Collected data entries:
########################################
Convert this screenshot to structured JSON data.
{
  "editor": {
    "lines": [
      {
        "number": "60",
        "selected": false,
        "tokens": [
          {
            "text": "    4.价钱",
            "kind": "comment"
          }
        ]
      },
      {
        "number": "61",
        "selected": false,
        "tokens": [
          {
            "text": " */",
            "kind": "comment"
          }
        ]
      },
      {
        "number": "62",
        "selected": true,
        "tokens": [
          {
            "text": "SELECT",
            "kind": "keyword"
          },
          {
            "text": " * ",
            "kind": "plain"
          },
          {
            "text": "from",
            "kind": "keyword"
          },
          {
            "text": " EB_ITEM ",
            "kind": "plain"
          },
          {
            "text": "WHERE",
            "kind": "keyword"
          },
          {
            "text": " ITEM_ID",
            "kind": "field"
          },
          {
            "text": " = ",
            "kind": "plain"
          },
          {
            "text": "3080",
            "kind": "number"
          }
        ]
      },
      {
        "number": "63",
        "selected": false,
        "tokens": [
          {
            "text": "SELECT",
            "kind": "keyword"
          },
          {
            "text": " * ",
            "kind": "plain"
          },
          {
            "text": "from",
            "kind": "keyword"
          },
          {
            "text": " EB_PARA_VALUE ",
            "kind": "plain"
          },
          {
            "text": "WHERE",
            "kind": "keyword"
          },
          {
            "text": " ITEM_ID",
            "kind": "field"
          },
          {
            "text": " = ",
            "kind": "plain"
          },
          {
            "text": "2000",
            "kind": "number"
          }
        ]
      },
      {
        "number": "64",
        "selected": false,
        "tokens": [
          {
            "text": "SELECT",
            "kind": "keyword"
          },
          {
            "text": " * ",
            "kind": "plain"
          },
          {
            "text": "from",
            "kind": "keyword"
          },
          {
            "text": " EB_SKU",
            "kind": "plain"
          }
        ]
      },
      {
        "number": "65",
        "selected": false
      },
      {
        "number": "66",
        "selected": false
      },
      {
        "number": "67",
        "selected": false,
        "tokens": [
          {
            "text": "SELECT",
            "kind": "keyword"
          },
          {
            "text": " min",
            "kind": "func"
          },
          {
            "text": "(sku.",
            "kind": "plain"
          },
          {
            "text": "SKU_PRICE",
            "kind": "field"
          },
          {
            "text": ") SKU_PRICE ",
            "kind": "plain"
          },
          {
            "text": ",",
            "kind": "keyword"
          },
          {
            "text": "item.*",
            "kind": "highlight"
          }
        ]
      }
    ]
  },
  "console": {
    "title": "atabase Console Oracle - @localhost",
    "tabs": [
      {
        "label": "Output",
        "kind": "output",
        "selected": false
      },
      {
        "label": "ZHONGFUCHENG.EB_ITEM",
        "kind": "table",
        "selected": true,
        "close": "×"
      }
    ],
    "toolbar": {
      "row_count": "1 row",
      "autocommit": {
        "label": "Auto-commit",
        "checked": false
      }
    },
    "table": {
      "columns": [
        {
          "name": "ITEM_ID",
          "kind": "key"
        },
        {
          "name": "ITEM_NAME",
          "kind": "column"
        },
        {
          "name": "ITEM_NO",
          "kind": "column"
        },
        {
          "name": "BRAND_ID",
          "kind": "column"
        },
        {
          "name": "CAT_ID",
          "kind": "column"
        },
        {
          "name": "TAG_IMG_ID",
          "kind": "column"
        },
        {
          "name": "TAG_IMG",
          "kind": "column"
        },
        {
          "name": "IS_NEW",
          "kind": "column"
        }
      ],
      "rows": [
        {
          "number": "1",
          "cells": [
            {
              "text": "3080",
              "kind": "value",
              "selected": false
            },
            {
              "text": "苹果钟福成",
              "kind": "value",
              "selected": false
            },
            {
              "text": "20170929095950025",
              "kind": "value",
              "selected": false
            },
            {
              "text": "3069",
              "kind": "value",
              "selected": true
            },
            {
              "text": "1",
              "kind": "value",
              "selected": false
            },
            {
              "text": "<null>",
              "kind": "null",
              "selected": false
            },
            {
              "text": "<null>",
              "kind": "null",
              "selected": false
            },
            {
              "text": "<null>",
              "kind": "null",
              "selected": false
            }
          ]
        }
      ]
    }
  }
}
########################################
_EXERCISE_. Count each line with "number" in it and report that figure by itself.

_SOLUTION TO THIS TASK_. 11